BEGIN Data lines

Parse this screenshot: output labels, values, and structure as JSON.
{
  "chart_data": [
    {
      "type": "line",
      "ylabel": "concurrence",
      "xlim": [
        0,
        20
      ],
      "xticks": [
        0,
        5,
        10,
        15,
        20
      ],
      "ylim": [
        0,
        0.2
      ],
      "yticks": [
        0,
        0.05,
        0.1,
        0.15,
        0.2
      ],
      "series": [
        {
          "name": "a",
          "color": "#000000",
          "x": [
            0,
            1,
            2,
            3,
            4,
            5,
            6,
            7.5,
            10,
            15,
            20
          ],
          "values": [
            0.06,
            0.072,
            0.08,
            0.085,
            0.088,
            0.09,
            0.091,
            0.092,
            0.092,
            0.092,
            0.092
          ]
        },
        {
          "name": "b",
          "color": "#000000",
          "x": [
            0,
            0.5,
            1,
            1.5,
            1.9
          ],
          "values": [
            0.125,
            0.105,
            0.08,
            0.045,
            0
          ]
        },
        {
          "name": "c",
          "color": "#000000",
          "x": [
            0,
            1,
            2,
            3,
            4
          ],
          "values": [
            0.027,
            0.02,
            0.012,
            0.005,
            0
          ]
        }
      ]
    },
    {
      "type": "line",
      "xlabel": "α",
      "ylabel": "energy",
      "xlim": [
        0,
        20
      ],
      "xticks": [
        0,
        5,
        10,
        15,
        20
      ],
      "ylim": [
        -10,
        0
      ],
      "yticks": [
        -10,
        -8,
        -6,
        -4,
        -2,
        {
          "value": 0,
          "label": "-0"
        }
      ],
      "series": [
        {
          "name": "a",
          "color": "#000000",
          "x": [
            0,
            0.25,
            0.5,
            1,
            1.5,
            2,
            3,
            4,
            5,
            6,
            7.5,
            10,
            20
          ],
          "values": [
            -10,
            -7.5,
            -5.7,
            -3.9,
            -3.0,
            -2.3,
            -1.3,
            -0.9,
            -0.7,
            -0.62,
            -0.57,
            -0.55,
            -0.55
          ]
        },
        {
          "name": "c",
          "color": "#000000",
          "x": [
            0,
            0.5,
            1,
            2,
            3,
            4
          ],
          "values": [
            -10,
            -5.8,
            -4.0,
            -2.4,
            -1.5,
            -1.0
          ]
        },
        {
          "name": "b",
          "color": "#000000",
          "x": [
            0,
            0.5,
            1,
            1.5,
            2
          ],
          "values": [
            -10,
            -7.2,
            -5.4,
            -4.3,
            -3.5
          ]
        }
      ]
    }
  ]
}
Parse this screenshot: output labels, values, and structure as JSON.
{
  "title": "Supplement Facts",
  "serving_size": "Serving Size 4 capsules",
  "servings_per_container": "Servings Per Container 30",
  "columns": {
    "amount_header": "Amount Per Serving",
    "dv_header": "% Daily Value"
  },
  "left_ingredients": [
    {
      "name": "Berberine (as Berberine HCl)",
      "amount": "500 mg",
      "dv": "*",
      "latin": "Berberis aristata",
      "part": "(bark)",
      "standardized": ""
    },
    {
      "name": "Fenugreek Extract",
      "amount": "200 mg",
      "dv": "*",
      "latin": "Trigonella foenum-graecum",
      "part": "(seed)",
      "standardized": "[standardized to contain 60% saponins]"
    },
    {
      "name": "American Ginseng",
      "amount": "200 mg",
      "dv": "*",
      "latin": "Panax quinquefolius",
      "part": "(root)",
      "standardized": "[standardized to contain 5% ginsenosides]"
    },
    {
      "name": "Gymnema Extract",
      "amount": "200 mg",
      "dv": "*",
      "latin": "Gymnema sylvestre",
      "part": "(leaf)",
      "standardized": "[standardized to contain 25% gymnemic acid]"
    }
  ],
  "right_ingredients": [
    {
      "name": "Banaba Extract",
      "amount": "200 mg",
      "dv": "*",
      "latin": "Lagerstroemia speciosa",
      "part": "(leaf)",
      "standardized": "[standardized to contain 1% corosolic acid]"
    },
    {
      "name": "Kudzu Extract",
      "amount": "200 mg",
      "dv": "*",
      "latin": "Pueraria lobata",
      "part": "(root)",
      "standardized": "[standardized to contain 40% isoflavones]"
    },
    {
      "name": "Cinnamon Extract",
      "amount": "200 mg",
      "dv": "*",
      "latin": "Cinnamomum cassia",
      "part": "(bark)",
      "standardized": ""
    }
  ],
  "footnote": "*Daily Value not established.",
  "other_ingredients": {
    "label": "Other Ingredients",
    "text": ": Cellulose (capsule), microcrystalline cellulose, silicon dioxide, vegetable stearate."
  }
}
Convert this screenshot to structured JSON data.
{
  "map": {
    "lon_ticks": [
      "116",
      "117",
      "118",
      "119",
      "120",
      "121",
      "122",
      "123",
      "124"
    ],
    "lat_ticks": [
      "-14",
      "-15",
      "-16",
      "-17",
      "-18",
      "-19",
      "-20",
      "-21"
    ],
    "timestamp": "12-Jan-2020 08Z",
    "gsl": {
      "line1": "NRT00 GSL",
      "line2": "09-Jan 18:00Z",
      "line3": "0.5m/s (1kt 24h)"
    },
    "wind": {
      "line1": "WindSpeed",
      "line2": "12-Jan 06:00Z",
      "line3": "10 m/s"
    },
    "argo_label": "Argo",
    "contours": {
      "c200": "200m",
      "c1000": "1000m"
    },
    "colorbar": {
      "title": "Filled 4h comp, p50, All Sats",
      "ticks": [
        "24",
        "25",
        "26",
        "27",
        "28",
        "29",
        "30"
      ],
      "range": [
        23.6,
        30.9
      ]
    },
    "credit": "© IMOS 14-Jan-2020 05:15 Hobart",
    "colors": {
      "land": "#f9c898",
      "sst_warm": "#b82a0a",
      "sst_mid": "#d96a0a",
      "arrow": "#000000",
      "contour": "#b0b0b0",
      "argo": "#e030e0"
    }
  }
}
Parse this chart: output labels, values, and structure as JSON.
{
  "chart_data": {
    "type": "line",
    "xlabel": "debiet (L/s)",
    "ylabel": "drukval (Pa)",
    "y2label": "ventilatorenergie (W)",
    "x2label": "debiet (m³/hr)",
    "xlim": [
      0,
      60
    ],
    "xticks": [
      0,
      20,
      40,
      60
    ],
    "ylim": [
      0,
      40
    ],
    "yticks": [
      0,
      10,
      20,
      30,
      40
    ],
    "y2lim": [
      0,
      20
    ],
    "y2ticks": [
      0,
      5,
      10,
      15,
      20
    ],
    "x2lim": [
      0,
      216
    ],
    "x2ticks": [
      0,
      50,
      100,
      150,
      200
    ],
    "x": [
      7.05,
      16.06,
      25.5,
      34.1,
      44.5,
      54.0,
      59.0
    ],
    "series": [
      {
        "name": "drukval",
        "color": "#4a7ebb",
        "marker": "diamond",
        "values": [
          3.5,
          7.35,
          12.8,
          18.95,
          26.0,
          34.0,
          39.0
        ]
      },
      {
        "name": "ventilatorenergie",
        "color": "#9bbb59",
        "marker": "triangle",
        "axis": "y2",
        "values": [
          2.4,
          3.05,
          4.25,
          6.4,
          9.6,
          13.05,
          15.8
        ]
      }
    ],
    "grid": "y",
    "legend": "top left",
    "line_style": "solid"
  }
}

END Data lines

Direction →
For the entries above, count the lines that contain the string "standardized", and state that number without further comment.

Exercise answer →
7